Source data:
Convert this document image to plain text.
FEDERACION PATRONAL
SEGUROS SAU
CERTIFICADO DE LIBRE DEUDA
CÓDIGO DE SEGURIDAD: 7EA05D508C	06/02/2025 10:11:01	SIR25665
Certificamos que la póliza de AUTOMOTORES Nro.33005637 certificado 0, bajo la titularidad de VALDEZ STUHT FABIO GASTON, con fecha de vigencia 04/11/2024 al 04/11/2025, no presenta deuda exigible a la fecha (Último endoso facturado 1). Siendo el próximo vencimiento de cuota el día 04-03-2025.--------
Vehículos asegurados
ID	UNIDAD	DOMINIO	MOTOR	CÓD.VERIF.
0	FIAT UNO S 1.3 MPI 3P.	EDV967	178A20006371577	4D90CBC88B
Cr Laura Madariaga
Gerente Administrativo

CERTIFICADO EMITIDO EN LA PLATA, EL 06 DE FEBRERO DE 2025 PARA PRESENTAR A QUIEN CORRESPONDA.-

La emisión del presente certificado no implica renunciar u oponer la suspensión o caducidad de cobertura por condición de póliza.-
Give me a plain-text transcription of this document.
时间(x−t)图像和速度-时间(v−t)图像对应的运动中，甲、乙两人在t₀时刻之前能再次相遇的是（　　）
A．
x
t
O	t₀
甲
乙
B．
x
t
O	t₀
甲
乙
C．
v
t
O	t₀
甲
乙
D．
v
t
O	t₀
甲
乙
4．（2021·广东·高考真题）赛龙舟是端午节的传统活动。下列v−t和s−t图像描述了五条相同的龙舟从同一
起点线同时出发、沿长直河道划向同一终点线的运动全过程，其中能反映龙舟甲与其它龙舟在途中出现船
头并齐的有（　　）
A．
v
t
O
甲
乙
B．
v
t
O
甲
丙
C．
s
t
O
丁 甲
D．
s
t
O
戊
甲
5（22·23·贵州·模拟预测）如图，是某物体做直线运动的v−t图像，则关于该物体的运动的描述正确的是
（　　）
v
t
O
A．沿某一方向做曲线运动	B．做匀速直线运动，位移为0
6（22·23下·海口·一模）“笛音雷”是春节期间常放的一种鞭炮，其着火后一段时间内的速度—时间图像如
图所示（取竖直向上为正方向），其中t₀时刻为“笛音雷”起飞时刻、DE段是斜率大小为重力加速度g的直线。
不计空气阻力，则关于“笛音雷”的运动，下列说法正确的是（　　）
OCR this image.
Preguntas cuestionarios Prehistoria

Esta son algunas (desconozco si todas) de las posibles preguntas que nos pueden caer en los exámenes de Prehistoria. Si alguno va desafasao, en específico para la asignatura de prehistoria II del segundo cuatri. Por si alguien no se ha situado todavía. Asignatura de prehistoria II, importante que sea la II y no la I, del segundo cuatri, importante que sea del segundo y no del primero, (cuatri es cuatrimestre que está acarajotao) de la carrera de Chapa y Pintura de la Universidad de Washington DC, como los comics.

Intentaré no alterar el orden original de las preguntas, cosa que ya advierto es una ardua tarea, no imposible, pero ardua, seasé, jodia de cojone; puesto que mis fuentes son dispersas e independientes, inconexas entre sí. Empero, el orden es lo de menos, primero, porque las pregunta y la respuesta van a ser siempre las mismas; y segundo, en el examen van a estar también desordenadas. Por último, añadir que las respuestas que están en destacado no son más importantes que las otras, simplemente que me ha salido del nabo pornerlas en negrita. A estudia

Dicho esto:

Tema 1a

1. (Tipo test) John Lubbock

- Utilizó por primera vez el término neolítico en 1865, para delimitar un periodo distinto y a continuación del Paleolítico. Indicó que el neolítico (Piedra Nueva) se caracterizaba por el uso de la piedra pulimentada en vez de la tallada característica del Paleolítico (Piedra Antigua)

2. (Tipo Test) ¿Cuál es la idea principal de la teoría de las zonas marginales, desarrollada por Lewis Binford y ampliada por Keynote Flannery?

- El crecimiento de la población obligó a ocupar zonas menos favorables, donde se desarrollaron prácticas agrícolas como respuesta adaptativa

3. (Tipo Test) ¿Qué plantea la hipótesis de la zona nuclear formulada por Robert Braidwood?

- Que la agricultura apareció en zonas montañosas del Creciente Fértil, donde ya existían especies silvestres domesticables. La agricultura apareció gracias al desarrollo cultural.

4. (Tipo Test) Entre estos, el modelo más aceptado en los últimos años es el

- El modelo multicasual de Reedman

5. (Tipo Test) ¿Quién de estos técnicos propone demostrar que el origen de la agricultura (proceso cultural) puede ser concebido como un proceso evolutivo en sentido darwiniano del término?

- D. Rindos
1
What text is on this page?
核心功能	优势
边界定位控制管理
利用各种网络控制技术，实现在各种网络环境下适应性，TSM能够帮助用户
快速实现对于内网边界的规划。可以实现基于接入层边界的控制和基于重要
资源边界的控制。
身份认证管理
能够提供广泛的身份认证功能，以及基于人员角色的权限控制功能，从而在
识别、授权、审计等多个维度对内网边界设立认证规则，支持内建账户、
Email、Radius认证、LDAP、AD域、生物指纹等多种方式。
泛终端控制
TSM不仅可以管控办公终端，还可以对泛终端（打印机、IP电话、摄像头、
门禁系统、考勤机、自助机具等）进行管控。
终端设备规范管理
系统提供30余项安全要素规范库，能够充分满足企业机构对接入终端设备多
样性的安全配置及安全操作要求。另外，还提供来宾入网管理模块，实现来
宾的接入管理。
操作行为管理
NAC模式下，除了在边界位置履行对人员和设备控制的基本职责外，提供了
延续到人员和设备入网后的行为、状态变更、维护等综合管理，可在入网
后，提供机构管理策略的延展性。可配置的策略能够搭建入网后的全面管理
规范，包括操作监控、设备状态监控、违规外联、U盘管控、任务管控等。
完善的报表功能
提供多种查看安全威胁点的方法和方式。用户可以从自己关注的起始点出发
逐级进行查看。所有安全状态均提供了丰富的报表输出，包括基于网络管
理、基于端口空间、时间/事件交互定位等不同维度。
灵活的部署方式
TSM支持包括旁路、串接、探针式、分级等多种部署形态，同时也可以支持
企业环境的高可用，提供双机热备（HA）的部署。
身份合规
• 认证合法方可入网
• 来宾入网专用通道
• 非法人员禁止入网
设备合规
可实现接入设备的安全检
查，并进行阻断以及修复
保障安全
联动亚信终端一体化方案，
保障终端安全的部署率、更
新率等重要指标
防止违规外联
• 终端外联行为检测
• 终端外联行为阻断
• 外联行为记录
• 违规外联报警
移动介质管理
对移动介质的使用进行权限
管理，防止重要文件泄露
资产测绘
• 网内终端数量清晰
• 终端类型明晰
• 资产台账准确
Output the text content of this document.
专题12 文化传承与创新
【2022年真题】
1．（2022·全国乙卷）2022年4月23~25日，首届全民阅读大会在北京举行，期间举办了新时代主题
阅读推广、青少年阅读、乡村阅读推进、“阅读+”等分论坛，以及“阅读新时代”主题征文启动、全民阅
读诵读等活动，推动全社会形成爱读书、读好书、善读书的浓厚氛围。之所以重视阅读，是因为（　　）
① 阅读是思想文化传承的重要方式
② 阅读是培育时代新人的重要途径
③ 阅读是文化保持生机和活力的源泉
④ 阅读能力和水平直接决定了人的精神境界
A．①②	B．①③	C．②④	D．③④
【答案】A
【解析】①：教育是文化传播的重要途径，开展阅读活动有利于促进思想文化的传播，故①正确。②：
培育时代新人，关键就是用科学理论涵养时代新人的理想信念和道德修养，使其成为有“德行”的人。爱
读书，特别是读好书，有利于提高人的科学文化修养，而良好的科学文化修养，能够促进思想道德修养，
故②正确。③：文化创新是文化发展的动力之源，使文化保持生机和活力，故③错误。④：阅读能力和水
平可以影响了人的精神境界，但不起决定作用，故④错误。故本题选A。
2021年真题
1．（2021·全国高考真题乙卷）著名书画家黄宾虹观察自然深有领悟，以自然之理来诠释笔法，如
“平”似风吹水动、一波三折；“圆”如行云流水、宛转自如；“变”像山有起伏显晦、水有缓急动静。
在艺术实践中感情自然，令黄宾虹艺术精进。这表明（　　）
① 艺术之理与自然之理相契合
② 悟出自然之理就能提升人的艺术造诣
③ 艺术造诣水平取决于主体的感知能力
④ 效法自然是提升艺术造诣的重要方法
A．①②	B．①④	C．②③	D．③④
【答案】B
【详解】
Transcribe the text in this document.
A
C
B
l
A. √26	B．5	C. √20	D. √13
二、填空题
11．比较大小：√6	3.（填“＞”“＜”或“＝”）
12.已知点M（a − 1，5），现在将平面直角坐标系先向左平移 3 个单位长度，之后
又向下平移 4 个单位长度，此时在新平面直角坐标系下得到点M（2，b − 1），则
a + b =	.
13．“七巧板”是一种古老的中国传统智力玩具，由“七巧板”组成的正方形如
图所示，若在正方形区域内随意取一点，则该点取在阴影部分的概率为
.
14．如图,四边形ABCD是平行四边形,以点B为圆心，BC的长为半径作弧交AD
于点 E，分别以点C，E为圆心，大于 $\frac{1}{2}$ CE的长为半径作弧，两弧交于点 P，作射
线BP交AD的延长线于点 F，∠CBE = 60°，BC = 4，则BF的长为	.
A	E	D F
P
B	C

Written request:
Output exactly the lines between the one containing "Transcribe the text in this document." and the final line above, both inclusive.

Task answer:
Transcribe the text in this document.
A
C
B
l
A. √26	B．5	C. √20	D. √13
二、填空题
11．比较大小：√6	3.（填“＞”“＜”或“＝”）
12.已知点M（a − 1，5），现在将平面直角坐标系先向左平移 3 个单位长度，之后
又向下平移 4 个单位长度，此时在新平面直角坐标系下得到点M（2，b − 1），则
a + b =	.
13．“七巧板”是一种古老的中国传统智力玩具，由“七巧板”组成的正方形如
图所示，若在正方形区域内随意取一点，则该点取在阴影部分的概率为
.
14．如图,四边形ABCD是平行四边形,以点B为圆心，BC的长为半径作弧交AD
于点 E，分别以点C，E为圆心，大于 $\frac{1}{2}$ CE的长为半径作弧，两弧交于点 P，作射
线BP交AD的延长线于点 F，∠CBE = 60°，BC = 4，则BF的长为	.
A	E	D F
P
B	C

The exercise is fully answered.